**TASK DETAILS:**
Write every record out again exactly, and keep images out of it.

**SOURCE RECORDS:**
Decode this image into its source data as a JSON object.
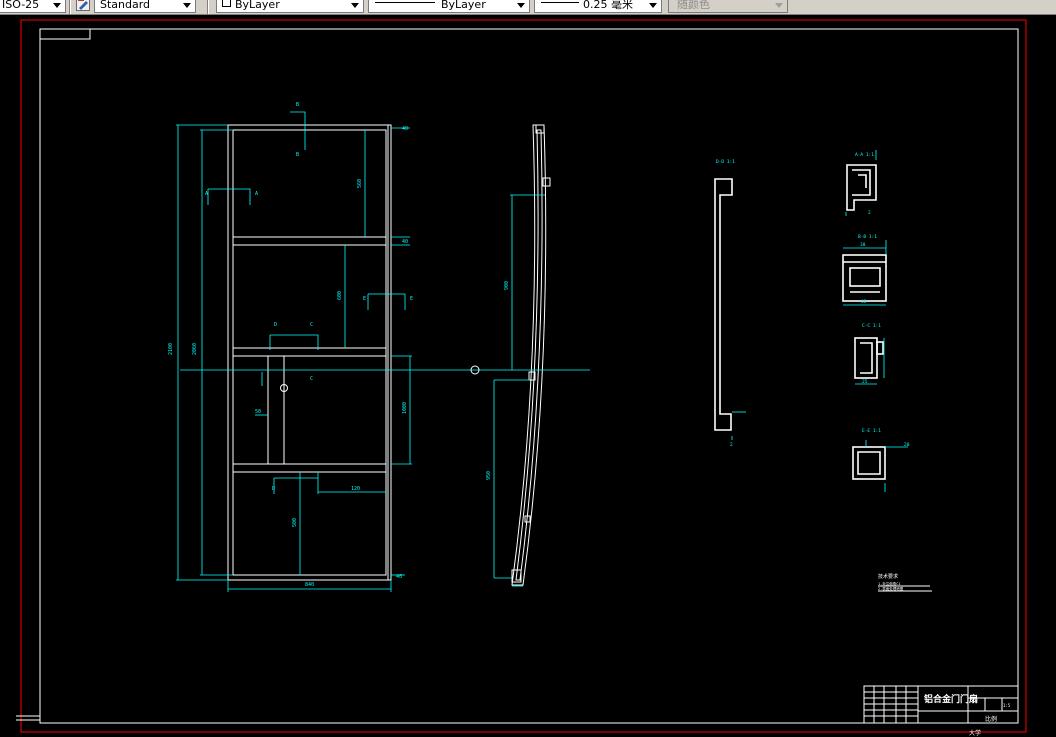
{
  "toolbar": {
    "dimstyle_value": "ISO-25",
    "textstyle_value": "Standard",
    "layer_value": "ByLayer",
    "linetype_value": "ByLayer",
    "lineweight_value": "0.25 毫米",
    "plotstyle_value": "随颜色"
  },
  "drawing": {
    "section_labels": {
      "a": "A",
      "b": "B",
      "c": "C",
      "d": "D",
      "e": "E"
    },
    "detail_titles": {
      "a": "A-A 1:1",
      "b": "B-B 1:1",
      "c": "C-C 1:1",
      "d": "D-D 1:1",
      "e": "E-E 1:1"
    },
    "dims": {
      "overall_height": "2100",
      "inner_height": "2060",
      "overall_width": "840",
      "panel_top": "560",
      "panel_mid": "600",
      "panel_bottom": "500",
      "rail": "40",
      "stile": "40",
      "lock_height": "1000",
      "upper_height": "900",
      "lower_height": "950",
      "handle_x": "120",
      "handle_y": "50",
      "profile_a": "30",
      "profile_b": "45",
      "profile_c": "25",
      "profile_d": "20",
      "profile_e": "2"
    },
    "tech_notes": {
      "heading": "技术要求",
      "line1": "1.未注倒角C1",
      "line2": "2.表面处理喷塑"
    },
    "title_block": {
      "drawing_name": "铝合金门门扇",
      "school": "大学",
      "drawing_no": "比例",
      "scale": "1:5"
    }
  }
}
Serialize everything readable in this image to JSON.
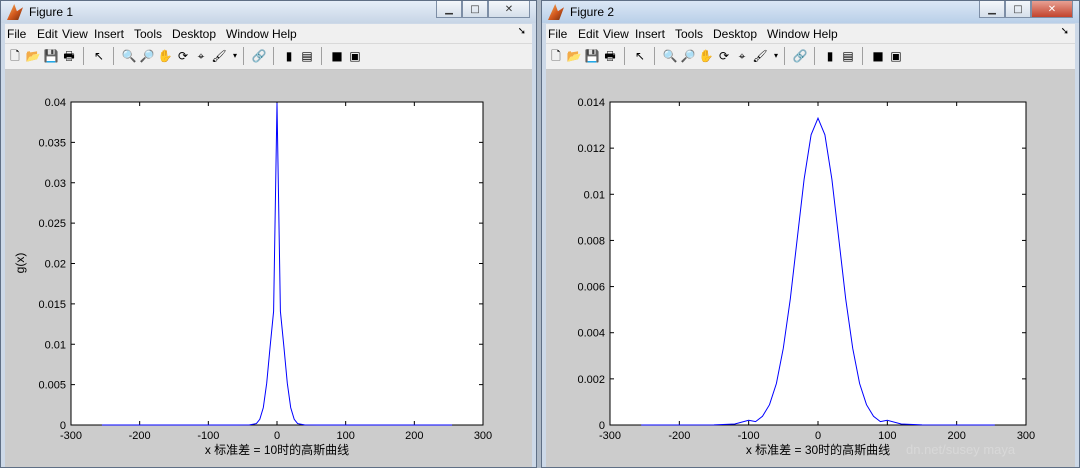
{
  "windows": [
    {
      "title": "Figure 1",
      "menu": [
        "File",
        "Edit",
        "View",
        "Insert",
        "Tools",
        "Desktop",
        "Window",
        "Help"
      ],
      "plot": {
        "xlabel": "x 标准差 = 10时的高斯曲线",
        "ylabel": "g(x)",
        "xticks": [
          "-300",
          "-200",
          "-100",
          "0",
          "100",
          "200",
          "300"
        ],
        "yticks": [
          "0",
          "0.005",
          "0.01",
          "0.015",
          "0.02",
          "0.025",
          "0.03",
          "0.035",
          "0.04"
        ]
      }
    },
    {
      "title": "Figure 2",
      "menu": [
        "File",
        "Edit",
        "View",
        "Insert",
        "Tools",
        "Desktop",
        "Window",
        "Help"
      ],
      "plot": {
        "xlabel": "x 标准差 = 30时的高斯曲线",
        "ylabel": "",
        "xticks": [
          "-300",
          "-200",
          "-100",
          "0",
          "100",
          "200",
          "300"
        ],
        "yticks": [
          "0",
          "0.002",
          "0.004",
          "0.006",
          "0.008",
          "0.01",
          "0.012",
          "0.014"
        ]
      }
    }
  ],
  "watermark": "dn.net/susey maya",
  "colors": {
    "line": "#0000ff",
    "plot_bg": "#ffffff",
    "figure_bg": "#cccccc"
  },
  "chart_data": [
    {
      "type": "line",
      "title": "",
      "xlabel": "x 标准差 = 10时的高斯曲线",
      "ylabel": "g(x)",
      "xlim": [
        -300,
        300
      ],
      "ylim": [
        0,
        0.04
      ],
      "grid": false,
      "series": [
        {
          "x": [
            -255,
            -100,
            -60,
            -40,
            -30,
            -25,
            -20,
            -15,
            -10,
            -5,
            0,
            5,
            10,
            15,
            20,
            25,
            30,
            40,
            60,
            100,
            255
          ],
          "values": [
            0,
            0,
            0,
            1.8e-05,
            0.000175,
            0.0007,
            0.00216,
            0.00518,
            0.00968,
            0.01408,
            0.03989,
            0.01408,
            0.00968,
            0.00518,
            0.00216,
            0.0007,
            0.000175,
            1.8e-05,
            0,
            0,
            0
          ]
        }
      ]
    },
    {
      "type": "line",
      "title": "",
      "xlabel": "x 标准差 = 30时的高斯曲线",
      "ylabel": "",
      "xlim": [
        -300,
        300
      ],
      "ylim": [
        0,
        0.014
      ],
      "grid": false,
      "series": [
        {
          "x": [
            -255,
            -150,
            -120,
            -100,
            -90,
            -80,
            -70,
            -60,
            -50,
            -40,
            -30,
            -20,
            -10,
            0,
            10,
            20,
            30,
            40,
            50,
            60,
            70,
            80,
            90,
            100,
            120,
            150,
            255
          ],
          "values": [
            0,
            4.9e-06,
            4.5e-05,
            0.000205,
            0.000148,
            0.000379,
            0.00088,
            0.001799,
            0.003329,
            0.005467,
            0.008066,
            0.010648,
            0.01258,
            0.013298,
            0.01258,
            0.010648,
            0.008066,
            0.005467,
            0.003329,
            0.001799,
            0.00088,
            0.000379,
            0.000148,
            0.000205,
            4.5e-05,
            4.9e-06,
            0
          ]
        }
      ]
    }
  ]
}
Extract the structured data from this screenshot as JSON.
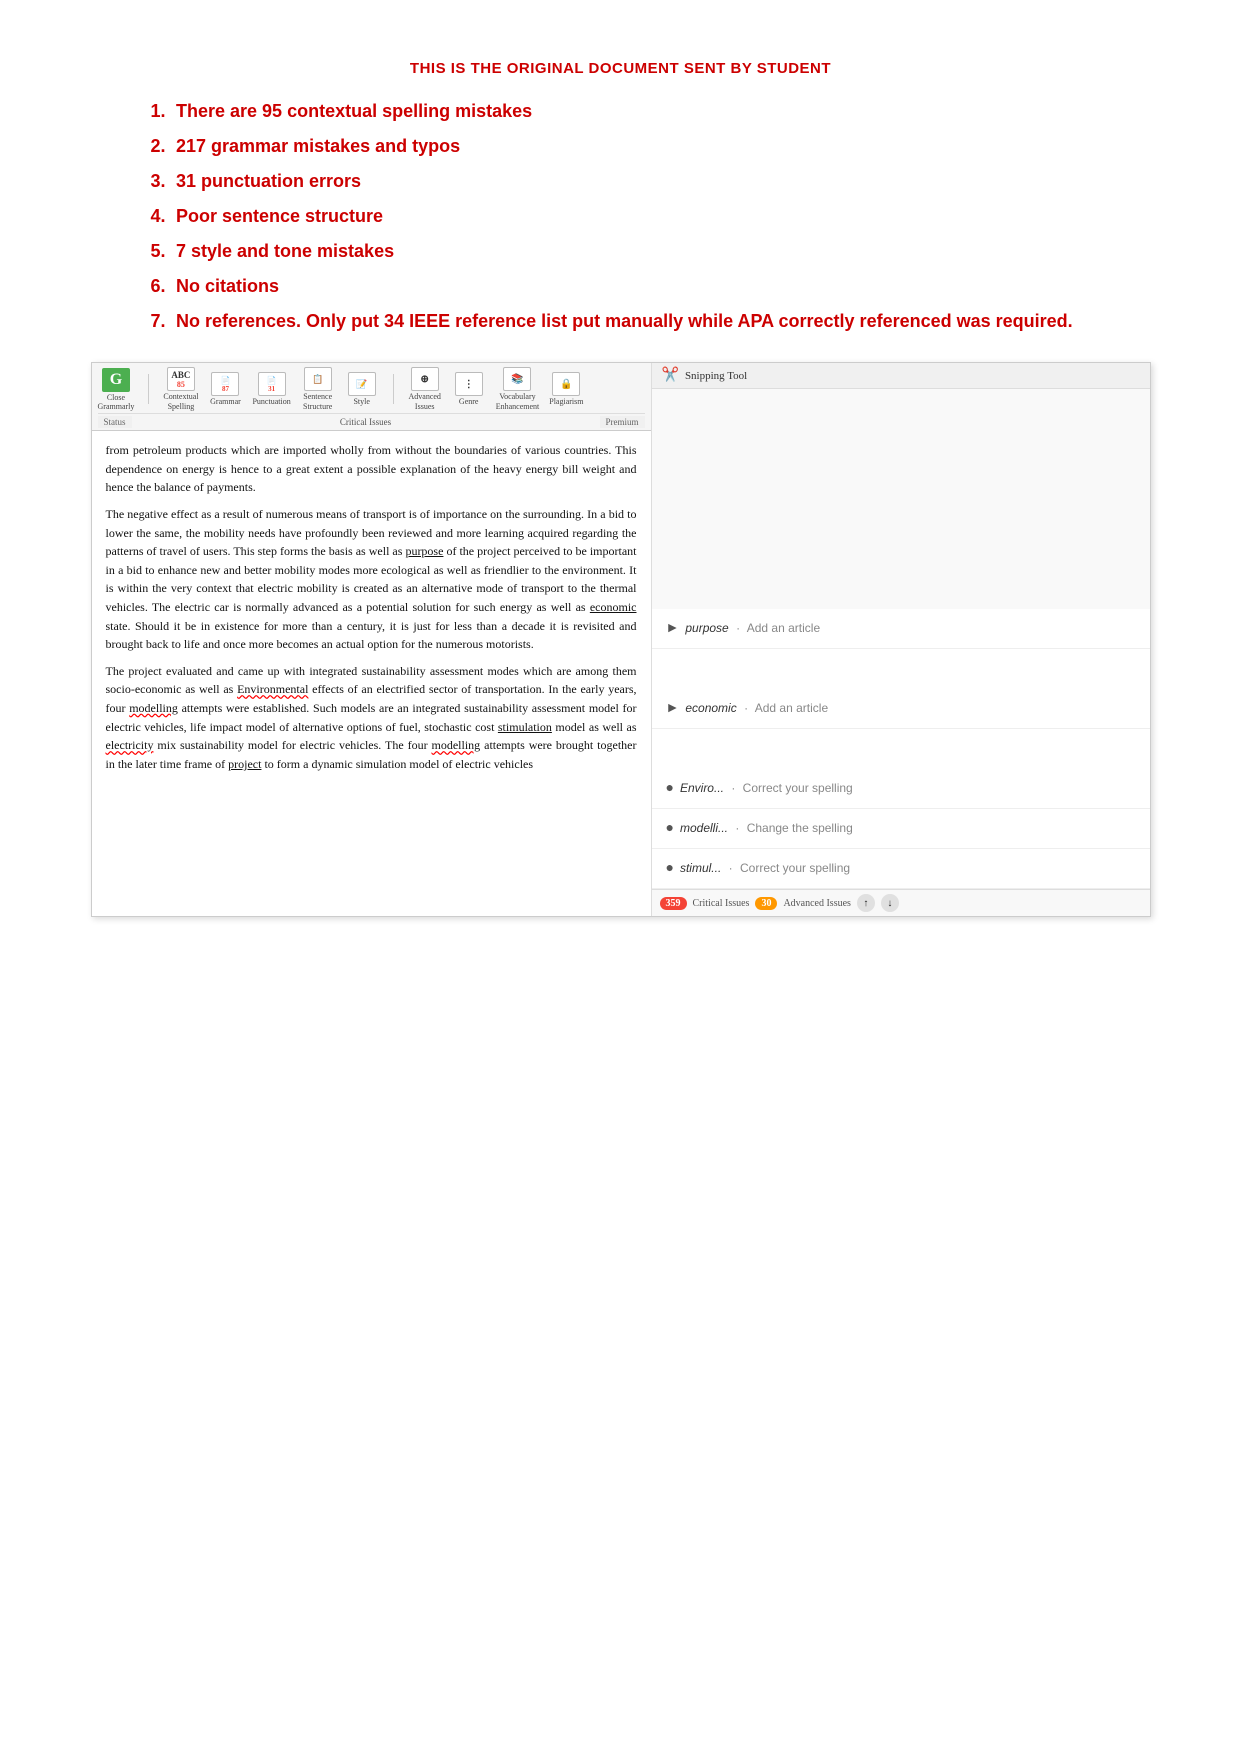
{
  "header": {
    "title": "THIS IS THE ORIGINAL DOCUMENT SENT BY STUDENT"
  },
  "issues": [
    {
      "num": "1.",
      "text": "There are 95 contextual spelling mistakes"
    },
    {
      "num": "2.",
      "text": "217 grammar mistakes and typos"
    },
    {
      "num": "3.",
      "text": "31 punctuation errors"
    },
    {
      "num": "4.",
      "text": "Poor sentence structure"
    },
    {
      "num": "5.",
      "text": "7 style and tone mistakes"
    },
    {
      "num": "6.",
      "text": "No citations"
    },
    {
      "num": "7.",
      "text": "No references. Only put 34 IEEE reference list put manually while APA correctly referenced was required."
    }
  ],
  "toolbar": {
    "close_label": "Close\nGrammarly",
    "contextual_label": "Contextual\nSpelling",
    "grammar_label": "Grammar",
    "punctuation_label": "Punctuation",
    "sentence_label": "Sentence\nStructure",
    "style_label": "Style",
    "advanced_label": "Advanced\nIssues",
    "genre_label": "Genre",
    "vocabulary_label": "Vocabulary\nEnhancement",
    "plagiarism_label": "Plagiarism",
    "status_label": "Status",
    "critical_issues_label": "Critical Issues",
    "premium_label": "Premium",
    "badge_85": "85",
    "badge_87": "87",
    "badge_31": "31"
  },
  "doc_text": {
    "para1": "from petroleum products which are imported wholly from without the boundaries of various countries. This dependence on energy is hence to a great extent a possible explanation of the heavy energy bill weight and hence the balance of payments.",
    "para2": "The negative effect as a result of numerous means of transport is of importance on the surrounding. In a bid to lower the same, the mobility needs have profoundly been reviewed and more learning acquired regarding the patterns of travel of users. This step forms the basis as well as purpose of the project perceived to be important in a bid to enhance new and better mobility modes more ecological as well as friendlier to the environment. It is within the very context that electric mobility is created as an alternative mode of transport to the thermal vehicles. The electric car is normally advanced as a potential solution for such energy as well as economic state. Should it be in existence for more than a century, it is just for less than a decade it is revisited and brought back to life and once more becomes an actual option for the numerous motorists.",
    "para3": "The project evaluated and came up with integrated sustainability assessment modes which are among them socio-economic as well as Environmental effects of an electrified sector of transportation. In the early years, four modelling attempts were established. Such models are an integrated sustainability assessment model for electric vehicles, life impact model of alternative options of fuel, stochastic cost stimulation model as well as electricity mix sustainability model for electric vehicles. The four modelling attempts were brought together in the later time frame of project to form a dynamic simulation model of electric vehicles"
  },
  "snipping_tool": {
    "label": "Snipping Tool"
  },
  "suggestions": [
    {
      "word": "purpose",
      "action": "Add an article"
    },
    {
      "word": "economic",
      "action": "Add an article"
    },
    {
      "word": "Enviro...",
      "action": "Correct your spelling"
    },
    {
      "word": "modelli...",
      "action": "Change the spelling"
    },
    {
      "word": "stimul...",
      "action": "Correct your spelling"
    }
  ],
  "bottom_bar": {
    "critical_count": "359",
    "advanced_count": "30",
    "critical_label": "Critical Issues",
    "advanced_label": "Advanced Issues"
  }
}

**EXERCISE SOLUTION:**
Decode this image into its source data as a JSON object.
{
  "toolbar": {
    "dimstyle_value": "ISO-25",
    "textstyle_value": "Standard",
    "layer_value": "ByLayer",
    "linetype_value": "ByLayer",
    "lineweight_value": "0.25 毫米",
    "plotstyle_value": "随颜色"
  },
  "drawing": {
    "section_labels": {
      "a": "A",
      "b": "B",
      "c": "C",
      "d": "D",
      "e": "E"
    },
    "detail_titles": {
      "a": "A-A 1:1",
      "b": "B-B 1:1",
      "c": "C-C 1:1",
      "d": "D-D 1:1",
      "e": "E-E 1:1"
    },
    "dims": {
      "overall_height": "2100",
      "inner_height": "2060",
      "overall_width": "840",
      "panel_top": "560",
      "panel_mid": "600",
      "panel_bottom": "500",
      "rail": "40",
      "stile": "40",
      "lock_height": "1000",
      "upper_height": "900",
      "lower_height": "950",
      "handle_x": "120",
      "handle_y": "50",
      "profile_a": "30",
      "profile_b": "45",
      "profile_c": "25",
      "profile_d": "20",
      "profile_e": "2"
    },
    "tech_notes": {
      "heading": "技术要求",
      "line1": "1.未注倒角C1",
      "line2": "2.表面处理喷塑"
    },
    "title_block": {
      "drawing_name": "铝合金门门扇",
      "school": "大学",
      "drawing_no": "比例",
      "scale": "1:5"
    }
  }
}
Serialize everything readable in this image to JSON.
{
  "windows": [
    {
      "title": "Figure 1",
      "menu": [
        "File",
        "Edit",
        "View",
        "Insert",
        "Tools",
        "Desktop",
        "Window",
        "Help"
      ],
      "plot": {
        "xlabel": "x 标准差 = 10时的高斯曲线",
        "ylabel": "g(x)",
        "xticks": [
          "-300",
          "-200",
          "-100",
          "0",
          "100",
          "200",
          "300"
        ],
        "yticks": [
          "0",
          "0.005",
          "0.01",
          "0.015",
          "0.02",
          "0.025",
          "0.03",
          "0.035",
          "0.04"
        ]
      }
    },
    {
      "title": "Figure 2",
      "menu": [
        "File",
        "Edit",
        "View",
        "Insert",
        "Tools",
        "Desktop",
        "Window",
        "Help"
      ],
      "plot": {
        "xlabel": "x 标准差 = 30时的高斯曲线",
        "ylabel": "",
        "xticks": [
          "-300",
          "-200",
          "-100",
          "0",
          "100",
          "200",
          "300"
        ],
        "yticks": [
          "0",
          "0.002",
          "0.004",
          "0.006",
          "0.008",
          "0.01",
          "0.012",
          "0.014"
        ]
      }
    }
  ],
  "watermark": "dn.net/susey maya",
  "colors": {
    "line": "#0000ff",
    "plot_bg": "#ffffff",
    "figure_bg": "#cccccc"
  },
  "chart_data": [
    {
      "type": "line",
      "title": "",
      "xlabel": "x 标准差 = 10时的高斯曲线",
      "ylabel": "g(x)",
      "xlim": [
        -300,
        300
      ],
      "ylim": [
        0,
        0.04
      ],
      "grid": false,
      "series": [
        {
          "x": [
            -255,
            -100,
            -60,
            -40,
            -30,
            -25,
            -20,
            -15,
            -10,
            -5,
            0,
            5,
            10,
            15,
            20,
            25,
            30,
            40,
            60,
            100,
            255
          ],
          "values": [
            0,
            0,
            0,
            1.8e-05,
            0.000175,
            0.0007,
            0.00216,
            0.00518,
            0.00968,
            0.01408,
            0.03989,
            0.01408,
            0.00968,
            0.00518,
            0.00216,
            0.0007,
            0.000175,
            1.8e-05,
            0,
            0,
            0
          ]
        }
      ]
    },
    {
      "type": "line",
      "title": "",
      "xlabel": "x 标准差 = 30时的高斯曲线",
      "ylabel": "",
      "xlim": [
        -300,
        300
      ],
      "ylim": [
        0,
        0.014
      ],
      "grid": false,
      "series": [
        {
          "x": [
            -255,
            -150,
            -120,
            -100,
            -90,
            -80,
            -70,
            -60,
            -50,
            -40,
            -30,
            -20,
            -10,
            0,
            10,
            20,
            30,
            40,
            50,
            60,
            70,
            80,
            90,
            100,
            120,
            150,
            255
          ],
          "values": [
            0,
            4.9e-06,
            4.5e-05,
            0.000205,
            0.000148,
            0.000379,
            0.00088,
            0.001799,
            0.003329,
            0.005467,
            0.008066,
            0.010648,
            0.01258,
            0.013298,
            0.01258,
            0.010648,
            0.008066,
            0.005467,
            0.003329,
            0.001799,
            0.00088,
            0.000379,
            0.000148,
            0.000205,
            4.5e-05,
            4.9e-06,
            0
          ]
        }
      ]
    }
  ]
}
Extract the structured data from this screenshot as JSON.
{
  "header": {
    "title": "THIS IS THE ORIGINAL DOCUMENT SENT BY STUDENT"
  },
  "issues": [
    {
      "num": "1.",
      "text": "There are 95 contextual spelling mistakes"
    },
    {
      "num": "2.",
      "text": "217 grammar mistakes and typos"
    },
    {
      "num": "3.",
      "text": "31 punctuation errors"
    },
    {
      "num": "4.",
      "text": "Poor sentence structure"
    },
    {
      "num": "5.",
      "text": "7 style and tone mistakes"
    },
    {
      "num": "6.",
      "text": "No citations"
    },
    {
      "num": "7.",
      "text": "No references. Only put 34 IEEE reference list put manually while APA correctly referenced was required."
    }
  ],
  "toolbar": {
    "close_label": "Close\nGrammarly",
    "contextual_label": "Contextual\nSpelling",
    "grammar_label": "Grammar",
    "punctuation_label": "Punctuation",
    "sentence_label": "Sentence\nStructure",
    "style_label": "Style",
    "advanced_label": "Advanced\nIssues",
    "genre_label": "Genre",
    "vocabulary_label": "Vocabulary\nEnhancement",
    "plagiarism_label": "Plagiarism",
    "status_label": "Status",
    "critical_issues_label": "Critical Issues",
    "premium_label": "Premium",
    "badge_85": "85",
    "badge_87": "87",
    "badge_31": "31"
  },
  "doc_text": {
    "para1": "from petroleum products which are imported wholly from without the boundaries of various countries. This dependence on energy is hence to a great extent a possible explanation of the heavy energy bill weight and hence the balance of payments.",
    "para2": "The negative effect as a result of numerous means of transport is of importance on the surrounding. In a bid to lower the same, the mobility needs have profoundly been reviewed and more learning acquired regarding the patterns of travel of users. This step forms the basis as well as purpose of the project perceived to be important in a bid to enhance new and better mobility modes more ecological as well as friendlier to the environment. It is within the very context that electric mobility is created as an alternative mode of transport to the thermal vehicles. The electric car is normally advanced as a potential solution for such energy as well as economic state. Should it be in existence for more than a century, it is just for less than a decade it is revisited and brought back to life and once more becomes an actual option for the numerous motorists.",
    "para3": "The project evaluated and came up with integrated sustainability assessment modes which are among them socio-economic as well as Environmental effects of an electrified sector of transportation. In the early years, four modelling attempts were established. Such models are an integrated sustainability assessment model for electric vehicles, life impact model of alternative options of fuel, stochastic cost stimulation model as well as electricity mix sustainability model for electric vehicles. The four modelling attempts were brought together in the later time frame of project to form a dynamic simulation model of electric vehicles"
  },
  "snipping_tool": {
    "label": "Snipping Tool"
  },
  "suggestions": [
    {
      "word": "purpose",
      "action": "Add an article"
    },
    {
      "word": "economic",
      "action": "Add an article"
    },
    {
      "word": "Enviro...",
      "action": "Correct your spelling"
    },
    {
      "word": "modelli...",
      "action": "Change the spelling"
    },
    {
      "word": "stimul...",
      "action": "Correct your spelling"
    }
  ],
  "bottom_bar": {
    "critical_count": "359",
    "advanced_count": "30",
    "critical_label": "Critical Issues",
    "advanced_label": "Advanced Issues"
  }
}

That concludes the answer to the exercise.